### Problem details
Please reproduce every record, keeping each one exactly as written.

--- Start of Given data ---

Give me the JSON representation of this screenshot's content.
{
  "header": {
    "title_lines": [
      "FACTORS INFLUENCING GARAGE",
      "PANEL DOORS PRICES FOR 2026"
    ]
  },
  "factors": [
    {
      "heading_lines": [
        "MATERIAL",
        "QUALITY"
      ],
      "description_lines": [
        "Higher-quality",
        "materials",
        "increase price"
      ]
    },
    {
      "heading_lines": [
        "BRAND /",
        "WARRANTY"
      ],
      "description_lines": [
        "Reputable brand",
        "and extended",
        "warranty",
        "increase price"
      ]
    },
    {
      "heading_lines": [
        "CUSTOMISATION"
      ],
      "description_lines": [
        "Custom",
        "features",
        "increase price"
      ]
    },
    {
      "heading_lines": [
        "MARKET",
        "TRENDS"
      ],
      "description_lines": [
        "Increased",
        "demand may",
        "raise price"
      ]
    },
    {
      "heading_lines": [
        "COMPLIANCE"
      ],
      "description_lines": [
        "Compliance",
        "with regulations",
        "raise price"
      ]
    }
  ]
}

--- End of Given data ---

### Result
Give me the JSON representation of this screenshot's content.
{
  "header": {
    "title_lines": [
      "FACTORS INFLUENCING GARAGE",
      "PANEL DOORS PRICES FOR 2026"
    ]
  },
  "factors": [
    {
      "heading_lines": [
        "MATERIAL",
        "QUALITY"
      ],
      "description_lines": [
        "Higher-quality",
        "materials",
        "increase price"
      ]
    },
    {
      "heading_lines": [
        "BRAND /",
        "WARRANTY"
      ],
      "description_lines": [
        "Reputable brand",
        "and extended",
        "warranty",
        "increase price"
      ]
    },
    {
      "heading_lines": [
        "CUSTOMISATION"
      ],
      "description_lines": [
        "Custom",
        "features",
        "increase price"
      ]
    },
    {
      "heading_lines": [
        "MARKET",
        "TRENDS"
      ],
      "description_lines": [
        "Increased",
        "demand may",
        "raise price"
      ]
    },
    {
      "heading_lines": [
        "COMPLIANCE"
      ],
      "description_lines": [
        "Compliance",
        "with regulations",
        "raise price"
      ]
    }
  ]
}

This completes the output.